──────── Data in this exercise
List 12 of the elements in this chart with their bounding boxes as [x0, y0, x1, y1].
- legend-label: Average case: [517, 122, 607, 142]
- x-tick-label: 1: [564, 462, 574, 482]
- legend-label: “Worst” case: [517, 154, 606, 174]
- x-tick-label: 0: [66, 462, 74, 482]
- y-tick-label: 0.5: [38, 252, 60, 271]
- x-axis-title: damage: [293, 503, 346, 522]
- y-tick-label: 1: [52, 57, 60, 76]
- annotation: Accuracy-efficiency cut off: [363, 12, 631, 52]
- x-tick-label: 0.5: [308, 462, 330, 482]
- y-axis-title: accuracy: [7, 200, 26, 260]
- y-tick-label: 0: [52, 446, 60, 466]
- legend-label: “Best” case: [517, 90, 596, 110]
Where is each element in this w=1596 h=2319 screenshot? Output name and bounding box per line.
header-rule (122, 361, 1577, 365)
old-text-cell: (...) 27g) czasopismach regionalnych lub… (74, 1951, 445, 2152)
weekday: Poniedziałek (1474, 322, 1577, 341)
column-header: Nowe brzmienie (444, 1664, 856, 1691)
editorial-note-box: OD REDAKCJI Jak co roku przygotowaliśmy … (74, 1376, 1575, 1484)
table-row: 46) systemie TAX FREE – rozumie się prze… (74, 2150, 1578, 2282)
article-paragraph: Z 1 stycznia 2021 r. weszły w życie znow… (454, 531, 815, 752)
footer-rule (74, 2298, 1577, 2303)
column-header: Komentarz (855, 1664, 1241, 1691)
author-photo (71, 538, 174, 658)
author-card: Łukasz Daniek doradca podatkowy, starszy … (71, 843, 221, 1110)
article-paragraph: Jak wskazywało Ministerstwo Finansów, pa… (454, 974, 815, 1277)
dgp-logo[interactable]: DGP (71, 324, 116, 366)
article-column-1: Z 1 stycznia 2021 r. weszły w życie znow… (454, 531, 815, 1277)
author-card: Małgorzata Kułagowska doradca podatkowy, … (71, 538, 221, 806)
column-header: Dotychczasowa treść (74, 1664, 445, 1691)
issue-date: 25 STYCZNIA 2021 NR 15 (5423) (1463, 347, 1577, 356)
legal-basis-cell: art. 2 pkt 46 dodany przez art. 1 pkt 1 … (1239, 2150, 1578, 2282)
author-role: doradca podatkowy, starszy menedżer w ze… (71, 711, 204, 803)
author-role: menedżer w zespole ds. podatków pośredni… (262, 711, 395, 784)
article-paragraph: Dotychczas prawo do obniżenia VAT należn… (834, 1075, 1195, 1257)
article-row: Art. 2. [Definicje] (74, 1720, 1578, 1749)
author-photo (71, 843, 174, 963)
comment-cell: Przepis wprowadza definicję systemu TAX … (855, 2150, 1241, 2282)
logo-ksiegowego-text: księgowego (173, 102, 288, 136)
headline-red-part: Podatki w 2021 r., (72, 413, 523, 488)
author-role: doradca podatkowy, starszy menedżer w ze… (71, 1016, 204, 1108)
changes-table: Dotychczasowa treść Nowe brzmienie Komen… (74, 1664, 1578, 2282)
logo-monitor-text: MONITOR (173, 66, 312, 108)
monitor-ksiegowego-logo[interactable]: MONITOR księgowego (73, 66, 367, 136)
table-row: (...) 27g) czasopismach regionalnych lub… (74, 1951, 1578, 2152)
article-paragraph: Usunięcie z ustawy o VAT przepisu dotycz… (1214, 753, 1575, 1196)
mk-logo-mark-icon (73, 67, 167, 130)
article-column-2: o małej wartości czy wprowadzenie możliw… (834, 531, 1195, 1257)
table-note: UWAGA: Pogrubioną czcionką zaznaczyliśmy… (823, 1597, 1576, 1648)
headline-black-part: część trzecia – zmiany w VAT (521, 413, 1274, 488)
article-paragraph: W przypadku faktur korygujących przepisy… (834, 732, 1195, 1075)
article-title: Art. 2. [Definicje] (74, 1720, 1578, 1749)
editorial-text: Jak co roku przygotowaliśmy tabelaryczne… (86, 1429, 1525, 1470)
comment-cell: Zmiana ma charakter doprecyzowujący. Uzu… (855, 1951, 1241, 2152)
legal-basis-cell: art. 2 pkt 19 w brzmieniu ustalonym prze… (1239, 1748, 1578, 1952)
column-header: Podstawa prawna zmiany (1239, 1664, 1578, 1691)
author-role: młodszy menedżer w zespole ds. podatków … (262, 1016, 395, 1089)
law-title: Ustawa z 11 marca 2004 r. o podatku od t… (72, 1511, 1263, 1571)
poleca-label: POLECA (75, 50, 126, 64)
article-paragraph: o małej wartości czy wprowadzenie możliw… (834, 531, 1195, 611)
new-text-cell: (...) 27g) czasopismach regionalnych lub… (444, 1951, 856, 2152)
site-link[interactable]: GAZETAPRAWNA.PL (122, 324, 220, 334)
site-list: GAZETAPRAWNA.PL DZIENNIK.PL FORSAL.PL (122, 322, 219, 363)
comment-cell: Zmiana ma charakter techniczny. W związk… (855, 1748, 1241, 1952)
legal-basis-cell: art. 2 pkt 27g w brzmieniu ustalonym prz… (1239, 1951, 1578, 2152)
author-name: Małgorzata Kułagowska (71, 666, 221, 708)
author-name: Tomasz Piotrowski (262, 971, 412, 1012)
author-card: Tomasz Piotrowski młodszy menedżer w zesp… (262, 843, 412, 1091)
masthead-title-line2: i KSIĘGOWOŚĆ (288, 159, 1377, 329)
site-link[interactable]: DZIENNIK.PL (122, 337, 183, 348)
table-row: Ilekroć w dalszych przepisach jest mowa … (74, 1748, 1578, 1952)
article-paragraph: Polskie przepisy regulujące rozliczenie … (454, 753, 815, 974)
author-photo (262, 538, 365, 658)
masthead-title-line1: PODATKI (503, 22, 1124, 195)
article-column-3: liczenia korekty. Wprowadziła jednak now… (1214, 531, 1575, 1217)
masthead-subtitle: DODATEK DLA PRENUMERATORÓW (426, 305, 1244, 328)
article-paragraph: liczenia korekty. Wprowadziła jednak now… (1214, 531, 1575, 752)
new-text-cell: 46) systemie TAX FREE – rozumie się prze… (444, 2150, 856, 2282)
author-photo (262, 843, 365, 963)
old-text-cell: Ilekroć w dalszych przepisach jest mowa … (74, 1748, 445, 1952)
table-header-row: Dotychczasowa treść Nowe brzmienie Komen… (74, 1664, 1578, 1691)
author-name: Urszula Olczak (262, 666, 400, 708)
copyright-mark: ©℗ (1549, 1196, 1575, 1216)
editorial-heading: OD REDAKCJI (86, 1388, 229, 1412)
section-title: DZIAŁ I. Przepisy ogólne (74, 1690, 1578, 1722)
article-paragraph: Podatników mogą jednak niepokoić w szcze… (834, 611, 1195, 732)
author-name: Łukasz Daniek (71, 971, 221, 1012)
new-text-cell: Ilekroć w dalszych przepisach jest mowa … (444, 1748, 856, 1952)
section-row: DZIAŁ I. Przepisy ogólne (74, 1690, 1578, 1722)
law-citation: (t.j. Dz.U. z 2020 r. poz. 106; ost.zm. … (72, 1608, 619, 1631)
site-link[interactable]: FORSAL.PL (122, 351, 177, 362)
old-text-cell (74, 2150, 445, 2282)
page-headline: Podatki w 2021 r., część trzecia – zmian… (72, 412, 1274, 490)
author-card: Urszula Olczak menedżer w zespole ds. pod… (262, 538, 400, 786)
────────────────
[Aim] Please turn every line of the records above into a Markdown table with the columns "Row" and "Entry text," numbering each row and skipping blank lines.

[Problem solution]
| Row | Entry text |
|---|---|
| 1 | List 12 of the elements in this chart with their bounding boxes as [x0, y0, x1, y1]. |
| 2 | - legend-label: Average case: [517, 122, 607, 142] |
| 3 | - x-tick-label: 1: [564, 462, 574, 482] |
| 4 | - legend-label: “Worst” case: [517, 154, 606, 174] |
| 5 | - x-tick-label: 0: [66, 462, 74, 482] |
| 6 | - y-tick-label: 0.5: [38, 252, 60, 271] |
| 7 | - x-axis-title: damage: [293, 503, 346, 522] |
| 8 | - y-tick-label: 1: [52, 57, 60, 76] |
| 9 | - annotation: Accuracy-efficiency cut off: [363, 12, 631, 52] |
| 10 | - x-tick-label: 0.5: [308, 462, 330, 482] |
| 11 | - y-axis-title: accuracy: [7, 200, 26, 260] |
| 12 | - y-tick-label: 0: [52, 446, 60, 466] |
| 13 | - legend-label: “Best” case: [517, 90, 596, 110] |
| 14 | Where is each element in this w=1596 h=2319 screenshot? Output name and bounding box per line. |
| 15 | header-rule (122, 361, 1577, 365) |
| 16 | old-text-cell: (...) 27g) czasopismach regionalnych lub… (74, 1951, 445, 2152) |
| 17 | weekday: Poniedziałek (1474, 322, 1577, 341) |
| 18 | column-header: Nowe brzmienie (444, 1664, 856, 1691) |
| 19 | editorial-note-box: OD REDAKCJI Jak co roku przygotowaliśmy … (74, 1376, 1575, 1484) |
| 20 | table-row: 46) systemie TAX FREE – rozumie się prze… (74, 2150, 1578, 2282) |
| 21 | article-paragraph: Z 1 stycznia 2021 r. weszły w życie znow… (454, 531, 815, 752) |
| 22 | footer-rule (74, 2298, 1577, 2303) |
| 23 | column-header: Komentarz (855, 1664, 1241, 1691) |
| 24 | author-photo (71, 538, 174, 658) |
| 25 | author-card: Łukasz Daniek doradca podatkowy, starszy … (71, 843, 221, 1110) |
| 26 | article-paragraph: Jak wskazywało Ministerstwo Finansów, pa… (454, 974, 815, 1277) |
| 27 | dgp-logo[interactable]: DGP (71, 324, 116, 366) |
| 28 | article-column-1: Z 1 stycznia 2021 r. weszły w życie znow… (454, 531, 815, 1277) |
| 29 | author-card: Małgorzata Kułagowska doradca podatkowy, … (71, 538, 221, 806) |
| 30 | column-header: Dotychczasowa treść (74, 1664, 445, 1691) |
| 31 | issue-date: 25 STYCZNIA 2021 NR 15 (5423) (1463, 347, 1577, 356) |
| 32 | legal-basis-cell: art. 2 pkt 46 dodany przez art. 1 pkt 1 … (1239, 2150, 1578, 2282) |
| 33 | author-role: doradca podatkowy, starszy menedżer w ze… (71, 711, 204, 803) |
| 34 | author-role: menedżer w zespole ds. podatków pośredni… (262, 711, 395, 784) |
| 35 | article-paragraph: Dotychczas prawo do obniżenia VAT należn… (834, 1075, 1195, 1257) |
| 36 | article-row: Art. 2. [Definicje] (74, 1720, 1578, 1749) |
| 37 | author-photo (71, 843, 174, 963) |
| 38 | comment-cell: Przepis wprowadza definicję systemu TAX … (855, 2150, 1241, 2282) |
| 39 | logo-ksiegowego-text: księgowego (173, 102, 288, 136) |
| 40 | headline-red-part: Podatki w 2021 r., (72, 413, 523, 488) |
| 41 | author-role: doradca podatkowy, starszy menedżer w ze… (71, 1016, 204, 1108) |
| 42 | changes-table: Dotychczasowa treść Nowe brzmienie Komen… (74, 1664, 1578, 2282) |
| 43 | logo-monitor-text: MONITOR (173, 66, 312, 108) |
| 44 | monitor-ksiegowego-logo[interactable]: MONITOR księgowego (73, 66, 367, 136) |
| 45 | table-row: (...) 27g) czasopismach regionalnych lub… (74, 1951, 1578, 2152) |
| 46 | article-paragraph: Usunięcie z ustawy o VAT przepisu dotycz… (1214, 753, 1575, 1196) |
| 47 | mk-logo-mark-icon (73, 67, 167, 130) |
| 48 | article-column-2: o małej wartości czy wprowadzenie możliw… (834, 531, 1195, 1257) |
| 49 | table-note: UWAGA: Pogrubioną czcionką zaznaczyliśmy… (823, 1597, 1576, 1648) |
| 50 | headline-black-part: część trzecia – zmiany w VAT (521, 413, 1274, 488) |
| 51 | article-paragraph: W przypadku faktur korygujących przepisy… (834, 732, 1195, 1075) |
| 52 | article-title: Art. 2. [Definicje] (74, 1720, 1578, 1749) |
| 53 | editorial-text: Jak co roku przygotowaliśmy tabelaryczne… (86, 1429, 1525, 1470) |
| 54 | comment-cell: Zmiana ma charakter doprecyzowujący. Uzu… (855, 1951, 1241, 2152) |
| 55 | legal-basis-cell: art. 2 pkt 19 w brzmieniu ustalonym prze… (1239, 1748, 1578, 1952) |
| 56 | column-header: Podstawa prawna zmiany (1239, 1664, 1578, 1691) |
| 57 | author-role: młodszy menedżer w zespole ds. podatków … (262, 1016, 395, 1089) |
| 58 | law-title: Ustawa z 11 marca 2004 r. o podatku od t… (72, 1511, 1263, 1571) |
| 59 | poleca-label: POLECA (75, 50, 126, 64) |
| 60 | article-paragraph: o małej wartości czy wprowadzenie możliw… (834, 531, 1195, 611) |
| 61 | new-text-cell: (...) 27g) czasopismach regionalnych lub… (444, 1951, 856, 2152) |
| 62 | site-link[interactable]: GAZETAPRAWNA.PL (122, 324, 220, 334) |
| 63 | site-list: GAZETAPRAWNA.PL DZIENNIK.PL FORSAL.PL (122, 322, 219, 363) |
| 64 | comment-cell: Zmiana ma charakter techniczny. W związk… (855, 1748, 1241, 1952) |
| 65 | legal-basis-cell: art. 2 pkt 27g w brzmieniu ustalonym prz… (1239, 1951, 1578, 2152) |
| 66 | author-name: Małgorzata Kułagowska (71, 666, 221, 708) |
| 67 | author-name: Tomasz Piotrowski (262, 971, 412, 1012) |
| 68 | author-card: Tomasz Piotrowski młodszy menedżer w zesp… (262, 843, 412, 1091) |
| 69 | masthead-title-line2: i KSIĘGOWOŚĆ (288, 159, 1377, 329) |
| 70 | site-link[interactable]: DZIENNIK.PL (122, 337, 183, 348) |
| 71 | table-row: Ilekroć w dalszych przepisach jest mowa … (74, 1748, 1578, 1952) |
| 72 | article-paragraph: Polskie przepisy regulujące rozliczenie … (454, 753, 815, 974) |
| 73 | author-photo (262, 538, 365, 658) |
| 74 | masthead-title-line1: PODATKI (503, 22, 1124, 195) |
| 75 | article-column-3: liczenia korekty. Wprowadziła jednak now… (1214, 531, 1575, 1217) |
| 76 | masthead-subtitle: DODATEK DLA PRENUMERATORÓW (426, 305, 1244, 328) |
| 77 | article-paragraph: liczenia korekty. Wprowadziła jednak now… (1214, 531, 1575, 752) |
| 78 | new-text-cell: 46) systemie TAX FREE – rozumie się prze… (444, 2150, 856, 2282) |
| 79 | author-photo (262, 843, 365, 963) |
| 80 | old-text-cell: Ilekroć w dalszych przepisach jest mowa … (74, 1748, 445, 1952) |
| 81 | table-header-row: Dotychczasowa treść Nowe brzmienie Komen… (74, 1664, 1578, 1691) |
| 82 | author-name: Urszula Olczak (262, 666, 400, 708) |
| 83 | copyright-mark: ©℗ (1549, 1196, 1575, 1216) |
| 84 | editorial-heading: OD REDAKCJI (86, 1388, 229, 1412) |
| 85 | section-title: DZIAŁ I. Przepisy ogólne (74, 1690, 1578, 1722) |
| 86 | article-paragraph: Podatników mogą jednak niepokoić w szcze… (834, 611, 1195, 732) |
| 87 | author-name: Łukasz Daniek (71, 971, 221, 1012) |
| 88 | new-text-cell: Ilekroć w dalszych przepisach jest mowa … (444, 1748, 856, 1952) |
| 89 | section-row: DZIAŁ I. Przepisy ogólne (74, 1690, 1578, 1722) |
| 90 | law-citation: (t.j. Dz.U. z 2020 r. poz. 106; ost.zm. … (72, 1608, 619, 1631) |
| 91 | site-link[interactable]: FORSAL.PL (122, 351, 177, 362) |
| 92 | old-text-cell (74, 2150, 445, 2282) |
| 93 | page-headline: Podatki w 2021 r., część trzecia – zmian… (72, 412, 1274, 490) |
| 94 | author-card: Urszula Olczak menedżer w zespole ds. pod… (262, 538, 400, 786) |